** begin SOURCE DATA **
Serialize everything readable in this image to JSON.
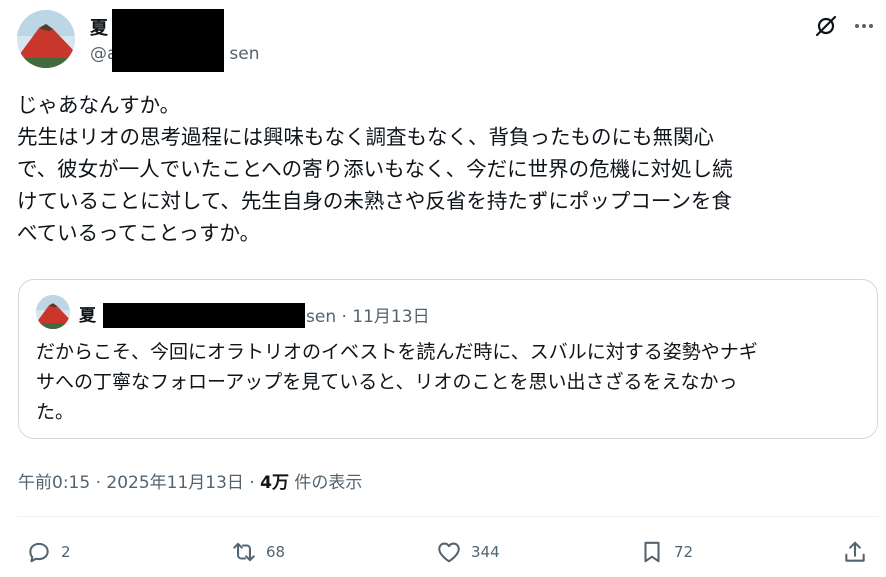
{
  "post": {
    "author_name": "夏",
    "handle_prefix": "@a",
    "handle_suffix": "sen",
    "text": "じゃあなんすか。\n先生はリオの思考過程には興味もなく調査もなく、背負ったものにも無関心\nで、彼女が一人でいたことへの寄り添いもなく、今だに世界の危機に対処し続\nけていることに対して、先生自身の未熟さや反省を持たずにポップコーンを食\nべているってことっすか。"
  },
  "quote": {
    "author_name": "夏",
    "meta_suffix": "sen · 11月13日",
    "text": "だからこそ、今回にオラトリオのイベストを読んだ時に、スバルに対する姿勢やナギ\nサへの丁寧なフォローアップを見ていると、リオのことを思い出さざるをえなかっ\nた。"
  },
  "meta": {
    "time_date": "午前0:15 · 2025年11月13日 · ",
    "views_count": "4万",
    "views_label": " 件の表示"
  },
  "actions": {
    "reply_count": "2",
    "repost_count": "68",
    "like_count": "344",
    "bookmark_count": "72"
  },
  "icons": [
    "grok-icon",
    "more-icon",
    "reply-icon",
    "repost-icon",
    "like-icon",
    "bookmark-icon",
    "share-icon"
  ],
  "colors": {
    "text": "#0f1419",
    "secondary": "#536471",
    "border": "#cfd9de",
    "divider": "#eff3f4"
  }
}
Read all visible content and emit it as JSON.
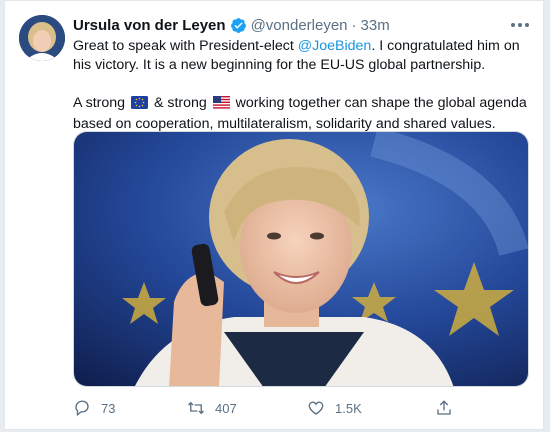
{
  "tweet": {
    "display_name": "Ursula von der Leyen",
    "handle": "@vonderleyen",
    "separator": "·",
    "time": "33m",
    "text_before_mention": "Great to speak with President-elect ",
    "mention": "@JoeBiden",
    "text_after_mention": ". I congratulated him on his victory. It is a new beginning for the EU-US global partnership.",
    "line2_part1": "A strong ",
    "line2_part2": " & strong ",
    "line2_part3": " working together can shape the global agenda based on cooperation, multilateralism, solidarity and shared values."
  },
  "actions": {
    "replies": "73",
    "retweets": "407",
    "likes": "1.5K"
  },
  "icons": {
    "verified": "verified-badge-icon",
    "more": "more-options-icon",
    "reply": "reply-icon",
    "retweet": "retweet-icon",
    "like": "heart-icon",
    "share": "share-icon",
    "eu_flag": "eu-flag-emoji",
    "us_flag": "us-flag-emoji"
  },
  "colors": {
    "link": "#1b95e0",
    "verified": "#1da1f2",
    "muted": "#5b7083"
  }
}
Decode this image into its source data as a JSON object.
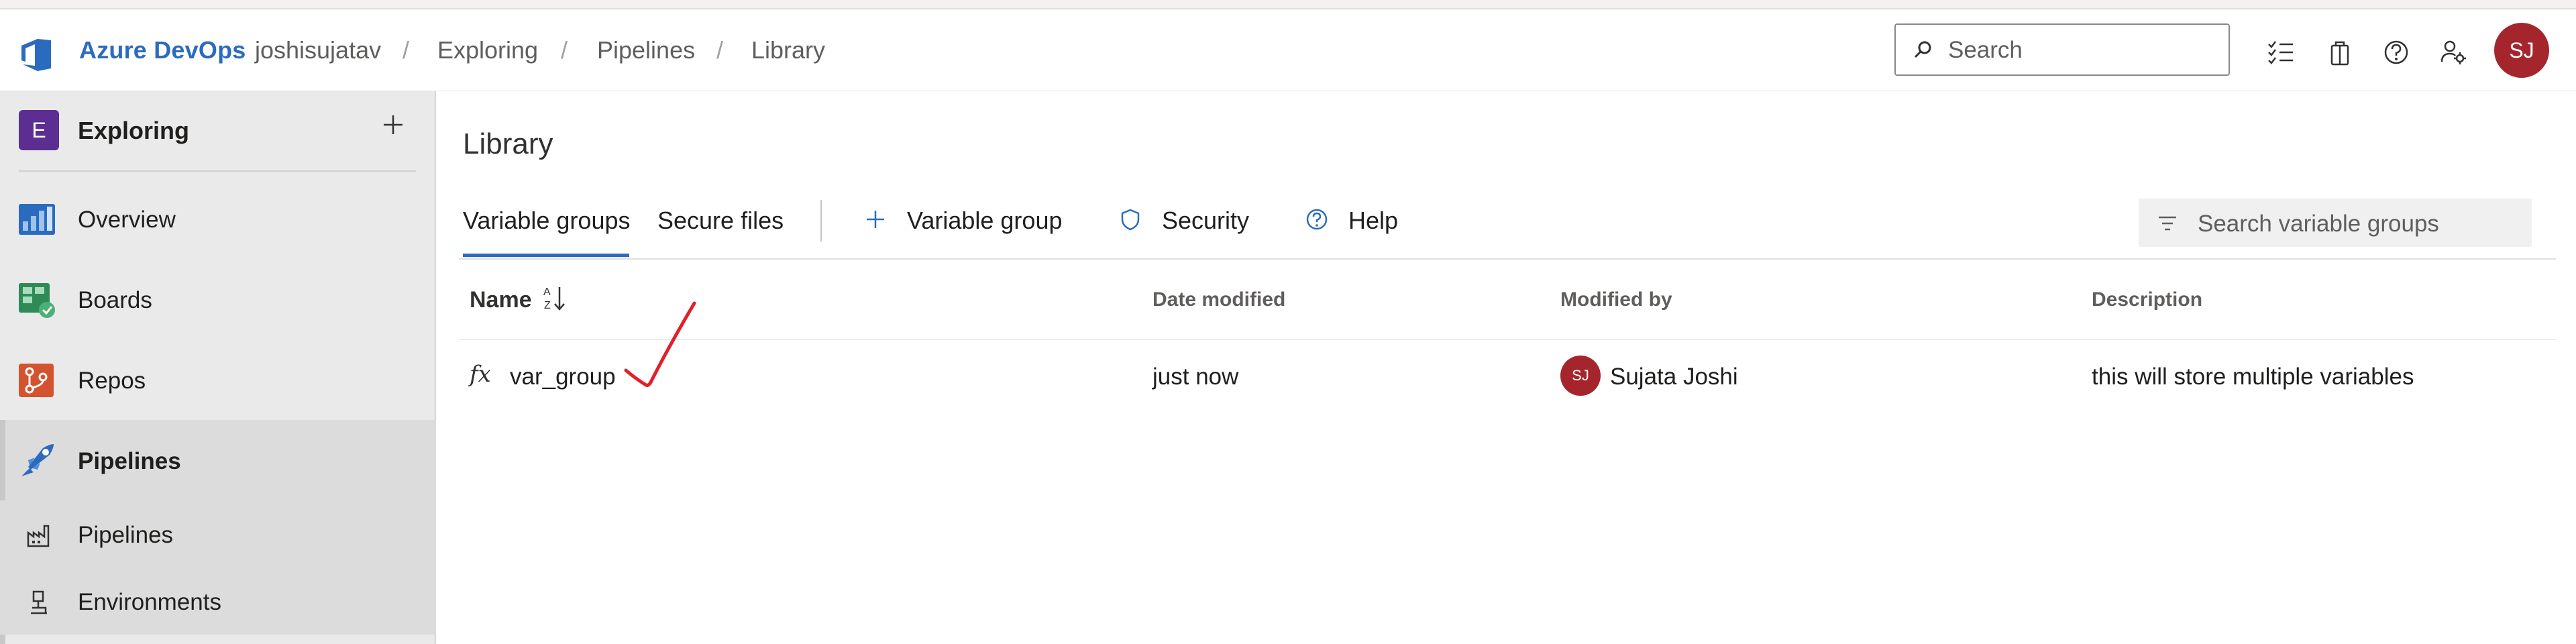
{
  "header": {
    "brand": "Azure DevOps",
    "breadcrumb": [
      "joshisujatav",
      "Exploring",
      "Pipelines",
      "Library"
    ],
    "separator": "/",
    "search_placeholder": "Search",
    "icons": [
      "checklist-icon",
      "shopping-bag-icon",
      "help-icon",
      "user-settings-icon"
    ],
    "avatar_initials": "SJ"
  },
  "sidebar": {
    "project_initial": "E",
    "project_name": "Exploring",
    "items": [
      {
        "label": "Overview",
        "icon": "overview-icon"
      },
      {
        "label": "Boards",
        "icon": "boards-icon"
      },
      {
        "label": "Repos",
        "icon": "repos-icon"
      },
      {
        "label": "Pipelines",
        "icon": "pipelines-icon"
      }
    ],
    "sub_items": [
      {
        "label": "Pipelines",
        "icon": "pipelines-sub-icon"
      },
      {
        "label": "Environments",
        "icon": "environments-icon"
      }
    ]
  },
  "main": {
    "title": "Library",
    "tabs": [
      {
        "label": "Variable groups",
        "active": true
      },
      {
        "label": "Secure files",
        "active": false
      }
    ],
    "commands": {
      "add_label": "Variable group",
      "security_label": "Security",
      "help_label": "Help"
    },
    "filter_placeholder": "Search variable groups",
    "table": {
      "columns": [
        "Name",
        "Date modified",
        "Modified by",
        "Description"
      ],
      "rows": [
        {
          "icon": "fx",
          "name": "var_group",
          "date_modified": "just now",
          "modified_by_initials": "SJ",
          "modified_by": "Sujata Joshi",
          "description": "this will store multiple variables"
        }
      ]
    }
  },
  "colors": {
    "accent": "#2b6bbf",
    "avatar": "#a4262c",
    "project_badge": "#5c2e91",
    "annotation": "#e0202a"
  }
}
** end SOURCE DATA **
> [STATED EXERCISE]: Copy out each line word for word, please, skipping the images.

> [RESULT OF THE TASK]:
Serialize everything readable in this image to JSON.
{
  "post": {
    "author_name": "夏",
    "handle_prefix": "@a",
    "handle_suffix": "sen",
    "text": "じゃあなんすか。\n先生はリオの思考過程には興味もなく調査もなく、背負ったものにも無関心\nで、彼女が一人でいたことへの寄り添いもなく、今だに世界の危機に対処し続\nけていることに対して、先生自身の未熟さや反省を持たずにポップコーンを食\nべているってことっすか。"
  },
  "quote": {
    "author_name": "夏",
    "meta_suffix": "sen · 11月13日",
    "text": "だからこそ、今回にオラトリオのイベストを読んだ時に、スバルに対する姿勢やナギ\nサへの丁寧なフォローアップを見ていると、リオのことを思い出さざるをえなかっ\nた。"
  },
  "meta": {
    "time_date": "午前0:15 · 2025年11月13日 · ",
    "views_count": "4万",
    "views_label": " 件の表示"
  },
  "actions": {
    "reply_count": "2",
    "repost_count": "68",
    "like_count": "344",
    "bookmark_count": "72"
  },
  "icons": [
    "grok-icon",
    "more-icon",
    "reply-icon",
    "repost-icon",
    "like-icon",
    "bookmark-icon",
    "share-icon"
  ],
  "colors": {
    "text": "#0f1419",
    "secondary": "#536471",
    "border": "#cfd9de",
    "divider": "#eff3f4"
  }
}
Read all visible content and emit it as JSON.
{
  "tweet": {
    "display_name": "Ursula von der Leyen",
    "handle": "@vonderleyen",
    "separator": "·",
    "time": "33m",
    "text_before_mention": "Great to speak with President-elect ",
    "mention": "@JoeBiden",
    "text_after_mention": ". I congratulated him on his victory. It is a new beginning for the EU-US global partnership.",
    "line2_part1": "A strong ",
    "line2_part2": " & strong ",
    "line2_part3": " working together can shape the global agenda based on cooperation, multilateralism, solidarity and shared values."
  },
  "actions": {
    "replies": "73",
    "retweets": "407",
    "likes": "1.5K"
  },
  "icons": {
    "verified": "verified-badge-icon",
    "more": "more-options-icon",
    "reply": "reply-icon",
    "retweet": "retweet-icon",
    "like": "heart-icon",
    "share": "share-icon",
    "eu_flag": "eu-flag-emoji",
    "us_flag": "us-flag-emoji"
  },
  "colors": {
    "link": "#1b95e0",
    "verified": "#1da1f2",
    "muted": "#5b7083"
  }
}
Decode this image into its source data as a JSON object.
{
  "header": {
    "brand": "Azure DevOps",
    "breadcrumb": [
      "joshisujatav",
      "Exploring",
      "Pipelines",
      "Library"
    ],
    "separator": "/",
    "search_placeholder": "Search",
    "icons": [
      "checklist-icon",
      "shopping-bag-icon",
      "help-icon",
      "user-settings-icon"
    ],
    "avatar_initials": "SJ"
  },
  "sidebar": {
    "project_initial": "E",
    "project_name": "Exploring",
    "items": [
      {
        "label": "Overview",
        "icon": "overview-icon"
      },
      {
        "label": "Boards",
        "icon": "boards-icon"
      },
      {
        "label": "Repos",
        "icon": "repos-icon"
      },
      {
        "label": "Pipelines",
        "icon": "pipelines-icon"
      }
    ],
    "sub_items": [
      {
        "label": "Pipelines",
        "icon": "pipelines-sub-icon"
      },
      {
        "label": "Environments",
        "icon": "environments-icon"
      }
    ]
  },
  "main": {
    "title": "Library",
    "tabs": [
      {
        "label": "Variable groups",
        "active": true
      },
      {
        "label": "Secure files",
        "active": false
      }
    ],
    "commands": {
      "add_label": "Variable group",
      "security_label": "Security",
      "help_label": "Help"
    },
    "filter_placeholder": "Search variable groups",
    "table": {
      "columns": [
        "Name",
        "Date modified",
        "Modified by",
        "Description"
      ],
      "rows": [
        {
          "icon": "fx",
          "name": "var_group",
          "date_modified": "just now",
          "modified_by_initials": "SJ",
          "modified_by": "Sujata Joshi",
          "description": "this will store multiple variables"
        }
      ]
    }
  },
  "colors": {
    "accent": "#2b6bbf",
    "avatar": "#a4262c",
    "project_badge": "#5c2e91",
    "annotation": "#e0202a"
  }
}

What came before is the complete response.